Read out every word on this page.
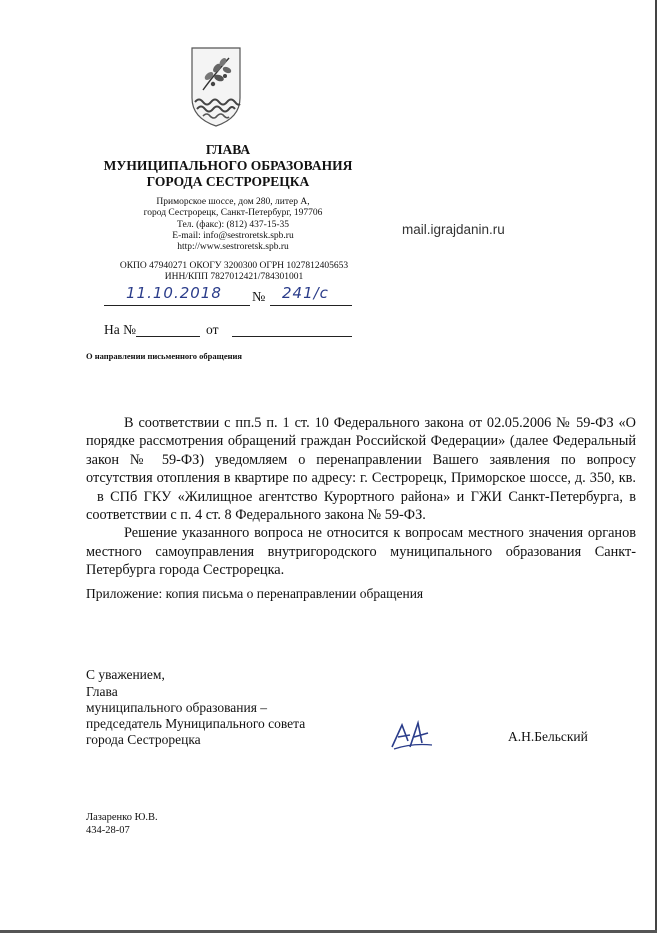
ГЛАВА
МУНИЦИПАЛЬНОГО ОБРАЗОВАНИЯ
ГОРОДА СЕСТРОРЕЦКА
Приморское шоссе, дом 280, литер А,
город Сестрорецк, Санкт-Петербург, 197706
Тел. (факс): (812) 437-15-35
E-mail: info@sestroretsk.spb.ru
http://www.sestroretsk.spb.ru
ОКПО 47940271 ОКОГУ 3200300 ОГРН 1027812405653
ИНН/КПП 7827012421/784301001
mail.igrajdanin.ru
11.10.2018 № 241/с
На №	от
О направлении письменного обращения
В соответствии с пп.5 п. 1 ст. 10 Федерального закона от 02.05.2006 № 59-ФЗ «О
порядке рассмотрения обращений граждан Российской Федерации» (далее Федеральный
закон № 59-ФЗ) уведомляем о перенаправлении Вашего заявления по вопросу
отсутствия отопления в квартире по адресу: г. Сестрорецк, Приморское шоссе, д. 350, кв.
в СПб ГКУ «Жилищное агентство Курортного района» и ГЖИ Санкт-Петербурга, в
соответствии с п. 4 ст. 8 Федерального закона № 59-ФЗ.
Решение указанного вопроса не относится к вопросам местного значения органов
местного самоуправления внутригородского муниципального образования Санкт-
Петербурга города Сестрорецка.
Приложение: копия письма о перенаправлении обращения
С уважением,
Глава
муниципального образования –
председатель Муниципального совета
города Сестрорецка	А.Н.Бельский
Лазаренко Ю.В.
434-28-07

###

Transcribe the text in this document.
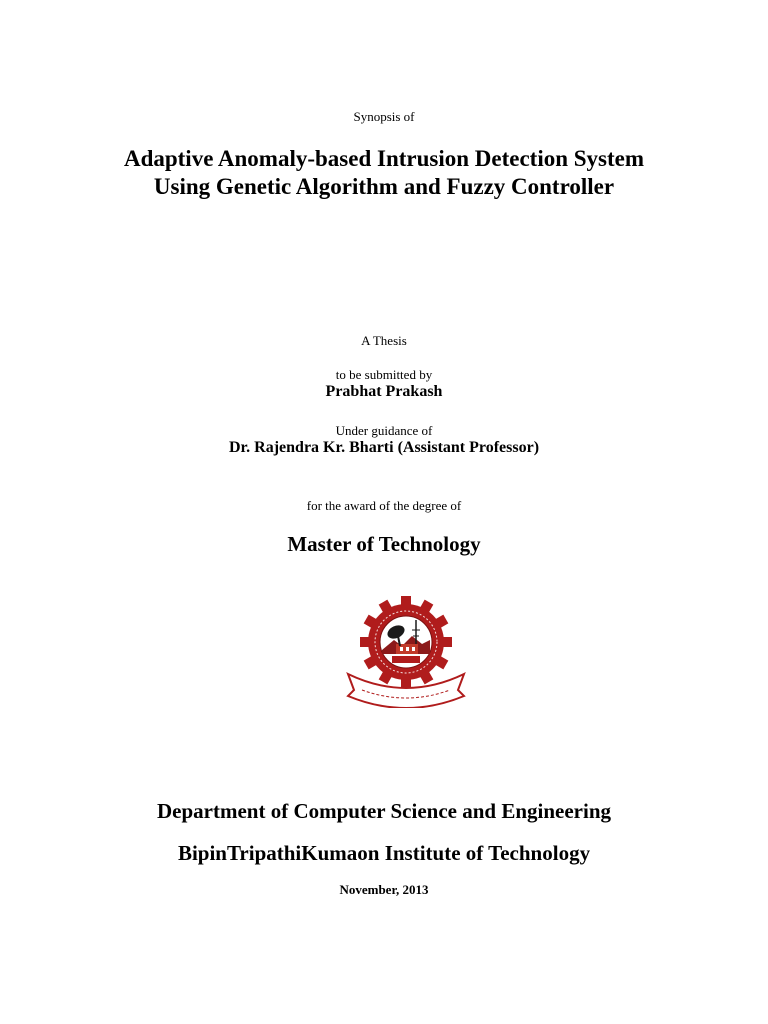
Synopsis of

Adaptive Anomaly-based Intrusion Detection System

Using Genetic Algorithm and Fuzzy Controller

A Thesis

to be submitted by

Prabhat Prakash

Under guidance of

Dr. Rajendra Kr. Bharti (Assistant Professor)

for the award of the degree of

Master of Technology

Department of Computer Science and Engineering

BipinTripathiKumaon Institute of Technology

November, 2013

###

PROBLEM ▸
The answer must consist solely of the number of lines in the entries that contain the word "закона".

FINAL ANSWER ▸
2